## Brief
Copy out the cam sound thread word for word between "## vette68 (Oct" and "to find again...", inclusive.

## Quoted passage
====================
# sick cam sound



## 04stangkiller (Jun 6, 2006)

http://videos.streetfire.net/category/Pontiac/1/7b0813fc-a8c3-4567-90f8-982300233b95.htm

anyone know whos car this is? this cam sounds sick and was lookin to find what brand it is so i can get one.


----------



## silgoat05 (Jul 1, 2006)

that sounds sick i want one of those 2 :agree


----------



## marathonman (Jun 21, 2005)

Not sure of that one, but search "HPE" on streetfire and look at the red GTO B4 and after video. I'm getting ready to order that cam package myself! Hell, here's a link:http://videos.streetfire.net/search/hpe/0.htm


----------



## 04stangkiller (Jun 6, 2006)

what is the link to that cam package web site that sounds awesome. on the red one it sounds amazing what mods other than cam did it have?


----------



## silgoat05 (Jul 1, 2006)

:agree


----------



## MSTNGKILLA (Jul 27, 2006)

Hpe ?????????????


----------



## vette68 (Oct 8, 2005)

Rippie 224/228 .581/.588 113*

User's name on the "other" forum is BaadGoat2006.

It's funny because I was perusing the cam posts over there and happened to view that video last night. So, it was pretty easy to find again...


----------



## alptbird (Feb 20, 2006)

04stangkiller said:


> what is the link to that cam package web site that sounds awesome. on the red one it sounds amazing what mods other than cam did it have?


www.horsepowerengineering.com


----------



## marathonman (Jun 21, 2005)

I'm calling next week to most likely order the cam package from HPE. Comes with cam, retainers, springs,rods,lingenfelter cai,underdrive pulley,kooks 1 7/8" LT's,msd wires and plugs for I think $2350. They claim 410-420 at the wheels after a tune. We'll see soon I hope!


----------



## 04stangkiller (Jun 6, 2006)

http://videos.streetfire.net/search/GTO/3/97e1c8ae-9df9-4027-98fa-d124c310648e.htm

found this one while searchin videos.. this one is one of the best sounding ones i have heard


----------



## MSTNGKILLA (Jul 27, 2006)

MAN that sounded sick!!! Where do I get one off those??????????????


----------



## PC4STOP (Sep 3, 2006)

04stangkiller said:


> http://videos.streetfire.net/category/Pontiac/1/7b0813fc-a8c3-4567-90f8-982300233b95.htm
> 
> anyone know whos car this is? this cam sounds sick and was lookin to find what brand it is so i can get one.


Exhaust sounds bad when he revs it. Idle is SWEET though. Just an opinion though.


----------



## kwiktsi (Apr 5, 2006)

Sad times when people are making cam choices based on sound . What about chosing the one that suits your needs/setup best? Sorry, I could be off base here, but that is the absolute WRONg way to choose a cam.
Joe


----------



## PC4STOP (Sep 3, 2006)

kwiktsi said:


> Sad times when people are making cam choices based on sound . What about chosing the one that suits your needs/setup best? Sorry, I could be off base here, but that is the absolute WRONg way to choose a cam.
> Joe


:agree


----------



## 6QTS11OZ (Mar 27, 2005)

kwiktsi said:


> Sad times when people are making cam choices based on sound . What about chosing the one that suits your needs/setup best? Sorry, I could be off base here, but that is the absolute WRONg way to choose a cam.
====================
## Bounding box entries

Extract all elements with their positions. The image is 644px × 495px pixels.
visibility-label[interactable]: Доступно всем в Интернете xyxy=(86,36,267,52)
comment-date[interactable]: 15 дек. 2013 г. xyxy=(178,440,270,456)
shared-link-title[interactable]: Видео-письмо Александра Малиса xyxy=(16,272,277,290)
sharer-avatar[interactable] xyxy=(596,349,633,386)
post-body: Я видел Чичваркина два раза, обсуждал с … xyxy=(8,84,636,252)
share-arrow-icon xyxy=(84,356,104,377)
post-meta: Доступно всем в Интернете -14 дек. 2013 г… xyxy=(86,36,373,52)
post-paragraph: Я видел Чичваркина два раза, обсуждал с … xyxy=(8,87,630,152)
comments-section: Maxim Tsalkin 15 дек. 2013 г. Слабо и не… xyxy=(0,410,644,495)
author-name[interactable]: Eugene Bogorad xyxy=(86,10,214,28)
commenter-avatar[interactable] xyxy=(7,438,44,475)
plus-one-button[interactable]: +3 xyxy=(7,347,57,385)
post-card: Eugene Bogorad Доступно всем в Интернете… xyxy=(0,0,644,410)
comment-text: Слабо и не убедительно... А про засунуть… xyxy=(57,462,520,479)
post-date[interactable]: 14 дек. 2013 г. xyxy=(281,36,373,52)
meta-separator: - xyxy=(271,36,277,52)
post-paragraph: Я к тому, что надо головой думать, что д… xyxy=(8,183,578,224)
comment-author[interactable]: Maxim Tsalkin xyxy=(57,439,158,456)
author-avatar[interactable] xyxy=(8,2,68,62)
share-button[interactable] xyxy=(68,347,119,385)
====================
## Task solution
## vette68 (Oct 8, 2005)

Rippie 224/228 .581/.588 113*

User's name on the "other" forum is BaadGoat2006.

It's funny because I was perusing the cam posts over there and happened to view that video last night. So, it was pretty easy to find again...